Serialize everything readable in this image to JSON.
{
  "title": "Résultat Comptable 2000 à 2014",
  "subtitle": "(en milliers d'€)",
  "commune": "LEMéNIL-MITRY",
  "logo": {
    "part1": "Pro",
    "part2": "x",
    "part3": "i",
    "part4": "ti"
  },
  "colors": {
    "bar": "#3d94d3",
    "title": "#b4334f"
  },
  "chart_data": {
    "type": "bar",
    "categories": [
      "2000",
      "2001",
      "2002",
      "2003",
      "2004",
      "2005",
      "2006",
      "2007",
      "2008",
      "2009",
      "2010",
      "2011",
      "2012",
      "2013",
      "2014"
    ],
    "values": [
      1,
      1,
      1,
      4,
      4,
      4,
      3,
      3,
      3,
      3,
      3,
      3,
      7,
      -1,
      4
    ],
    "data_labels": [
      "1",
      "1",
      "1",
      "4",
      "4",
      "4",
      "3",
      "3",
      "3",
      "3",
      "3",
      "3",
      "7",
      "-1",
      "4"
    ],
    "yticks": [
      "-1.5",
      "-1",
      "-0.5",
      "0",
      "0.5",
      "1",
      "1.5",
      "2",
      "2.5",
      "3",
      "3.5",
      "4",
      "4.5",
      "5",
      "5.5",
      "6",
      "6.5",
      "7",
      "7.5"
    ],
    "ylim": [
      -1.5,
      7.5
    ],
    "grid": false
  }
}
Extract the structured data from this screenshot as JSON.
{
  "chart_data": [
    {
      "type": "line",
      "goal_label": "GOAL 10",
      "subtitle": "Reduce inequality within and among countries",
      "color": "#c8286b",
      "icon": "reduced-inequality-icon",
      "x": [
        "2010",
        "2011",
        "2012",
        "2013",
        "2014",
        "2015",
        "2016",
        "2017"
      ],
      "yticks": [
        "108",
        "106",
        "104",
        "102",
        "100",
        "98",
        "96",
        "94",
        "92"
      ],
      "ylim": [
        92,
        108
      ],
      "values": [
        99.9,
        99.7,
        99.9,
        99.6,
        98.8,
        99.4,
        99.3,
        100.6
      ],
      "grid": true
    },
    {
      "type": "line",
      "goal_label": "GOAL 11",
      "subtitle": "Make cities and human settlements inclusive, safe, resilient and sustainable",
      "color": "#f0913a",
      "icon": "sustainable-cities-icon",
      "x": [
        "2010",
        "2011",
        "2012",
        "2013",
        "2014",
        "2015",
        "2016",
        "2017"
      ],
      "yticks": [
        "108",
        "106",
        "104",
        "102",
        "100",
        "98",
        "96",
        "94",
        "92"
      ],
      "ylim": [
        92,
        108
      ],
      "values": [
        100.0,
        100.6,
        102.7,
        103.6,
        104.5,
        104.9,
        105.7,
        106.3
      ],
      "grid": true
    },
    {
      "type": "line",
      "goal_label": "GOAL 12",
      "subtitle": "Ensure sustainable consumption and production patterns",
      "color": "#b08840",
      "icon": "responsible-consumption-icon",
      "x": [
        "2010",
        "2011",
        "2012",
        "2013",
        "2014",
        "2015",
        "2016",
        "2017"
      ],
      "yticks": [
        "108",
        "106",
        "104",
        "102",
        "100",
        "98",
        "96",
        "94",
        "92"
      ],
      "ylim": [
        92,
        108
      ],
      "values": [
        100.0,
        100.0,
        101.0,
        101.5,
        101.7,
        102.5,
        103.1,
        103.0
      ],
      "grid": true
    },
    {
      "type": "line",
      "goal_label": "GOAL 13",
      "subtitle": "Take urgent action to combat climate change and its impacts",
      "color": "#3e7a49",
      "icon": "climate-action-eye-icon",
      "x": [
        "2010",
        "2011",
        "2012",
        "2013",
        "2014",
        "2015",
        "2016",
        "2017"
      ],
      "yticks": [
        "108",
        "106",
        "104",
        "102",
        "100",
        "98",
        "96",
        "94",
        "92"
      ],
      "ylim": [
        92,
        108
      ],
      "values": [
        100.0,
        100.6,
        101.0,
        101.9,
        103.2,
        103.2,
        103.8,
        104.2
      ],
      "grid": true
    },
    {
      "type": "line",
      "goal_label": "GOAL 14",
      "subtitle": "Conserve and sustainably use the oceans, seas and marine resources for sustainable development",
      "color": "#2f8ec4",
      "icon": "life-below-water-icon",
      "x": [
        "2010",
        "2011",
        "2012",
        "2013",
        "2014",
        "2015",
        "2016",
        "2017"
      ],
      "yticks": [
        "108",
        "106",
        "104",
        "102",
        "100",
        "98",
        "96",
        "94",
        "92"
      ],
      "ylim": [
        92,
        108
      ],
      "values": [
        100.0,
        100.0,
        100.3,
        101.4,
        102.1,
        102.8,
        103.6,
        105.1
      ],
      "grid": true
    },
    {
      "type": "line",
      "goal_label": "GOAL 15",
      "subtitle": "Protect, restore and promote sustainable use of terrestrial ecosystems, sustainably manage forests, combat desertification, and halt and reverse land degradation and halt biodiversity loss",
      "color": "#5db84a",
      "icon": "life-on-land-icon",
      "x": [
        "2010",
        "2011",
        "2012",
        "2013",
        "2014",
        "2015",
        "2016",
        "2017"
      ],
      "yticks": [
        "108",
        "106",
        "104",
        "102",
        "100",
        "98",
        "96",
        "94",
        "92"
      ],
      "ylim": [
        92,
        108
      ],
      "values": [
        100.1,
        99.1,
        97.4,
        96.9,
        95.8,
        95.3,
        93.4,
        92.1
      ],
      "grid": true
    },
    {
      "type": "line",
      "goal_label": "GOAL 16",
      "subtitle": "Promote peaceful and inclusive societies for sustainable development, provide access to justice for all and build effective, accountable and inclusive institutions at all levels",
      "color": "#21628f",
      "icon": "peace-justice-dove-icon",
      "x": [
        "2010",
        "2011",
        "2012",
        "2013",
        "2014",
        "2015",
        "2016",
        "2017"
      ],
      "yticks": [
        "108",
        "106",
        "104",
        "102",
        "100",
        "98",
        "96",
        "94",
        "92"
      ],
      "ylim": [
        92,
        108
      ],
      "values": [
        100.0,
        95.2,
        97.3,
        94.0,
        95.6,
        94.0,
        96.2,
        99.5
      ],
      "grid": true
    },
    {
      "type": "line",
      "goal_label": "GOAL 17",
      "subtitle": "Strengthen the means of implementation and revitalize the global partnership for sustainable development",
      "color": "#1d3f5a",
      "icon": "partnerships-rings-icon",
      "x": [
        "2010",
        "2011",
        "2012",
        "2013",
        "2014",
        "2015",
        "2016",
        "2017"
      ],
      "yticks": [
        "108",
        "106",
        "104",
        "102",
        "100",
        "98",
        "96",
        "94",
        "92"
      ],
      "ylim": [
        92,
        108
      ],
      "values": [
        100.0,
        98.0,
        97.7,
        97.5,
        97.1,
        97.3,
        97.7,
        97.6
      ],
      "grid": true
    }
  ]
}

### Written request:
From the records above, extract everything verbatim.

### Complete answer:
Serialize everything readable in this image to JSON.
{
  "title": "Résultat Comptable 2000 à 2014",
  "subtitle": "(en milliers d'€)",
  "commune": "LEMéNIL-MITRY",
  "logo": {
    "part1": "Pro",
    "part2": "x",
    "part3": "i",
    "part4": "ti"
  },
  "colors": {
    "bar": "#3d94d3",
    "title": "#b4334f"
  },
  "chart_data": {
    "type": "bar",
    "categories": [
      "2000",
      "2001",
      "2002",
      "2003",
      "2004",
      "2005",
      "2006",
      "2007",
      "2008",
      "2009",
      "2010",
      "2011",
      "2012",
      "2013",
      "2014"
    ],
    "values": [
      1,
      1,
      1,
      4,
      4,
      4,
      3,
      3,
      3,
      3,
      3,
      3,
      7,
      -1,
      4
    ],
    "data_labels": [
      "1",
      "1",
      "1",
      "4",
      "4",
      "4",
      "3",
      "3",
      "3",
      "3",
      "3",
      "3",
      "7",
      "-1",
      "4"
    ],
    "yticks": [
      "-1.5",
      "-1",
      "-0.5",
      "0",
      "0.5",
      "1",
      "1.5",
      "2",
      "2.5",
      "3",
      "3.5",
      "4",
      "4.5",
      "5",
      "5.5",
      "6",
      "6.5",
      "7",
      "7.5"
    ],
    "ylim": [
      -1.5,
      7.5
    ],
    "grid": false
  }
}
Extract the structured data from this screenshot as JSON.
{
  "chart_data": [
    {
      "type": "line",
      "goal_label": "GOAL 10",
      "subtitle": "Reduce inequality within and among countries",
      "color": "#c8286b",
      "icon": "reduced-inequality-icon",
      "x": [
        "2010",
        "2011",
        "2012",
        "2013",
        "2014",
        "2015",
        "2016",
        "2017"
      ],
      "yticks": [
        "108",
        "106",
        "104",
        "102",
        "100",
        "98",
        "96",
        "94",
        "92"
      ],
      "ylim": [
        92,
        108
      ],
      "values": [
        99.9,
        99.7,
        99.9,
        99.6,
        98.8,
        99.4,
        99.3,
        100.6
      ],
      "grid": true
    },
    {
      "type": "line",
      "goal_label": "GOAL 11",
      "subtitle": "Make cities and human settlements inclusive, safe, resilient and sustainable",
      "color": "#f0913a",
      "icon": "sustainable-cities-icon",
      "x": [
        "2010",
        "2011",
        "2012",
        "2013",
        "2014",
        "2015",
        "2016",
        "2017"
      ],
      "yticks": [
        "108",
        "106",
        "104",
        "102",
        "100",
        "98",
        "96",
        "94",
        "92"
      ],
      "ylim": [
        92,
        108
      ],
      "values": [
        100.0,
        100.6,
        102.7,
        103.6,
        104.5,
        104.9,
        105.7,
        106.3
      ],
      "grid": true
    },
    {
      "type": "line",
      "goal_label": "GOAL 12",
      "subtitle": "Ensure sustainable consumption and production patterns",
      "color": "#b08840",
      "icon": "responsible-consumption-icon",
      "x": [
        "2010",
        "2011",
        "2012",
        "2013",
        "2014",
        "2015",
        "2016",
        "2017"
      ],
      "yticks": [
        "108",
        "106",
        "104",
        "102",
        "100",
        "98",
        "96",
        "94",
        "92"
      ],
      "ylim": [
        92,
        108
      ],
      "values": [
        100.0,
        100.0,
        101.0,
        101.5,
        101.7,
        102.5,
        103.1,
        103.0
      ],
      "grid": true
    },
    {
      "type": "line",
      "goal_label": "GOAL 13",
      "subtitle": "Take urgent action to combat climate change and its impacts",
      "color": "#3e7a49",
      "icon": "climate-action-eye-icon",
      "x": [
        "2010",
        "2011",
        "2012",
        "2013",
        "2014",
        "2015",
        "2016",
        "2017"
      ],
      "yticks": [
        "108",
        "106",
        "104",
        "102",
        "100",
        "98",
        "96",
        "94",
        "92"
      ],
      "ylim": [
        92,
        108
      ],
      "values": [
        100.0,
        100.6,
        101.0,
        101.9,
        103.2,
        103.2,
        103.8,
        104.2
      ],
      "grid": true
    },
    {
      "type": "line",
      "goal_label": "GOAL 14",
      "subtitle": "Conserve and sustainably use the oceans, seas and marine resources for sustainable development",
      "color": "#2f8ec4",
      "icon": "life-below-water-icon",
      "x": [
        "2010",
        "2011",
        "2012",
        "2013",
        "2014",
        "2015",
        "2016",
        "2017"
      ],
      "yticks": [
        "108",
        "106",
        "104",
        "102",
        "100",
        "98",
        "96",
        "94",
        "92"
      ],
      "ylim": [
        92,
        108
      ],
      "values": [
        100.0,
        100.0,
        100.3,
        101.4,
        102.1,
        102.8,
        103.6,
        105.1
      ],
      "grid": true
    },
    {
      "type": "line",
      "goal_label": "GOAL 15",
      "subtitle": "Protect, restore and promote sustainable use of terrestrial ecosystems, sustainably manage forests, combat desertification, and halt and reverse land degradation and halt biodiversity loss",
      "color": "#5db84a",
      "icon": "life-on-land-icon",
      "x": [
        "2010",
        "2011",
        "2012",
        "2013",
        "2014",
        "2015",
        "2016",
        "2017"
      ],
      "yticks": [
        "108",
        "106",
        "104",
        "102",
        "100",
        "98",
        "96",
        "94",
        "92"
      ],
      "ylim": [
        92,
        108
      ],
      "values": [
        100.1,
        99.1,
        97.4,
        96.9,
        95.8,
        95.3,
        93.4,
        92.1
      ],
      "grid": true
    },
    {
      "type": "line",
      "goal_label": "GOAL 16",
      "subtitle": "Promote peaceful and inclusive societies for sustainable development, provide access to justice for all and build effective, accountable and inclusive institutions at all levels",
      "color": "#21628f",
      "icon": "peace-justice-dove-icon",
      "x": [
        "2010",
        "2011",
        "2012",
        "2013",
        "2014",
        "2015",
        "2016",
        "2017"
      ],
      "yticks": [
        "108",
        "106",
        "104",
        "102",
        "100",
        "98",
        "96",
        "94",
        "92"
      ],
      "ylim": [
        92,
        108
      ],
      "values": [
        100.0,
        95.2,
        97.3,
        94.0,
        95.6,
        94.0,
        96.2,
        99.5
      ],
      "grid": true
    },
    {
      "type": "line",
      "goal_label": "GOAL 17",
      "subtitle": "Strengthen the means of implementation and revitalize the global partnership for sustainable development",
      "color": "#1d3f5a",
      "icon": "partnerships-rings-icon",
      "x": [
        "2010",
        "2011",
        "2012",
        "2013",
        "2014",
        "2015",
        "2016",
        "2017"
      ],
      "yticks": [
        "108",
        "106",
        "104",
        "102",
        "100",
        "98",
        "96",
        "94",
        "92"
      ],
      "ylim": [
        92,
        108
      ],
      "values": [
        100.0,
        98.0,
        97.7,
        97.5,
        97.1,
        97.3,
        97.7,
        97.6
      ],
      "grid": true
    }
  ]
}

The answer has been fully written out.